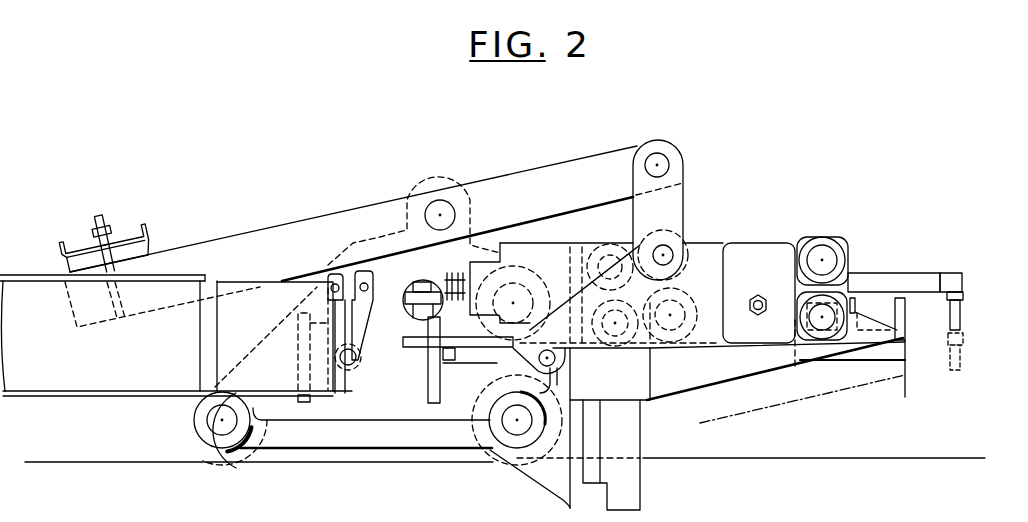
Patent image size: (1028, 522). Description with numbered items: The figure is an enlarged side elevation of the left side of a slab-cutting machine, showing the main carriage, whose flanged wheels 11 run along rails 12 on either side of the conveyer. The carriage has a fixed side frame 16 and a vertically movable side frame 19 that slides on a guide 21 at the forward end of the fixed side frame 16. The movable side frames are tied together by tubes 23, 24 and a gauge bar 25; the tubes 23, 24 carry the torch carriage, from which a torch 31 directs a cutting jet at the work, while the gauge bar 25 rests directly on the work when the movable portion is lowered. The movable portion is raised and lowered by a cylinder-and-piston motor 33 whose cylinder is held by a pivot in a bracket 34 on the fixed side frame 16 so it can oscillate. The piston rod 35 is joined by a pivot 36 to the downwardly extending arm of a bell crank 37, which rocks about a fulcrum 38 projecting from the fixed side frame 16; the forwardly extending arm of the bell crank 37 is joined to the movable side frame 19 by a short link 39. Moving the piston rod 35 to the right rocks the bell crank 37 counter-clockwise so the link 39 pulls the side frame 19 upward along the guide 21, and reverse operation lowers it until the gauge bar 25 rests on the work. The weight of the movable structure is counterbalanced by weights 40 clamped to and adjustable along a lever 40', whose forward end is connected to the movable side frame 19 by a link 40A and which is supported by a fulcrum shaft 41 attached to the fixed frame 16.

The flanged wheels 11 is at (187, 428).
The rails 12 is at (83, 473).
The fixed side frames 16 is at (288, 378).
The movable side frames 19 is at (663, 385).
The guides 21 is at (630, 433).
The tubes 23 is at (840, 245).
The tubes 24 is at (717, 273).
The gauge bar 25 is at (905, 317).
The torch 31 is at (947, 280).
The cylinder-and-piston motors 33 is at (397, 377).
The brackets 34 is at (360, 313).
The piston rod 35 is at (490, 358).
The pivot 36 is at (557, 362).
The bell crank 37 is at (565, 233).
The fulcrum 38 is at (517, 206).
The link 39 is at (662, 352).
The weights 40 is at (109, 223).
The lever 40' is at (353, 209).
The link 40A is at (660, 218).
The fulcrum shaft 41 is at (447, 210).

■ Task details
Reproduce all of the records above, replacing "slab-cutting machine" with "slab-cutting apparatus" and leaving everything else unchanged. Omit the pictures from your answer.

■ Reply to the exercise
Patent image size: (1028, 522). Description with numbered items: The figure is an enlarged side elevation of the left side of a slab-cutting apparatus, showing the main carriage, whose flanged wheels 11 run along rails 12 on either side of the conveyer. The carriage has a fixed side frame 16 and a vertically movable side frame 19 that slides on a guide 21 at the forward end of the fixed side frame 16. The movable side frames are tied together by tubes 23, 24 and a gauge bar 25; the tubes 23, 24 carry the torch carriage, from which a torch 31 directs a cutting jet at the work, while the gauge bar 25 rests directly on the work when the movable portion is lowered. The movable portion is raised and lowered by a cylinder-and-piston motor 33 whose cylinder is held by a pivot in a bracket 34 on the fixed side frame 16 so it can oscillate. The piston rod 35 is joined by a pivot 36 to the downwardly extending arm of a bell crank 37, which rocks about a fulcrum 38 projecting from the fixed side frame 16; the forwardly extending arm of the bell crank 37 is joined to the movable side frame 19 by a short link 39. Moving the piston rod 35 to the right rocks the bell crank 37 counter-clockwise so the link 39 pulls the side frame 19 upward along the guide 21, and reverse operation lowers it until the gauge bar 25 rests on the work. The weight of the movable structure is counterbalanced by weights 40 clamped to and adjustable along a lever 40', whose forward end is connected to the movable side frame 19 by a link 40A and which is supported by a fulcrum shaft 41 attached to the fixed frame 16.

The flanged wheels 11 is at (187, 428).
The rails 12 is at (83, 473).
The fixed side frames 16 is at (288, 378).
The movable side frames 19 is at (663, 385).
The guides 21 is at (630, 433).
The tubes 23 is at (840, 245).
The tubes 24 is at (717, 273).
The gauge bar 25 is at (905, 317).
The torch 31 is at (947, 280).
The cylinder-and-piston motors 33 is at (397, 377).
The brackets 34 is at (360, 313).
The piston rod 35 is at (490, 358).
The pivot 36 is at (557, 362).
The bell crank 37 is at (565, 233).
The fulcrum 38 is at (517, 206).
The link 39 is at (662, 352).
The weights 40 is at (109, 223).
The lever 40' is at (353, 209).
The link 40A is at (660, 218).
The fulcrum shaft 41 is at (447, 210).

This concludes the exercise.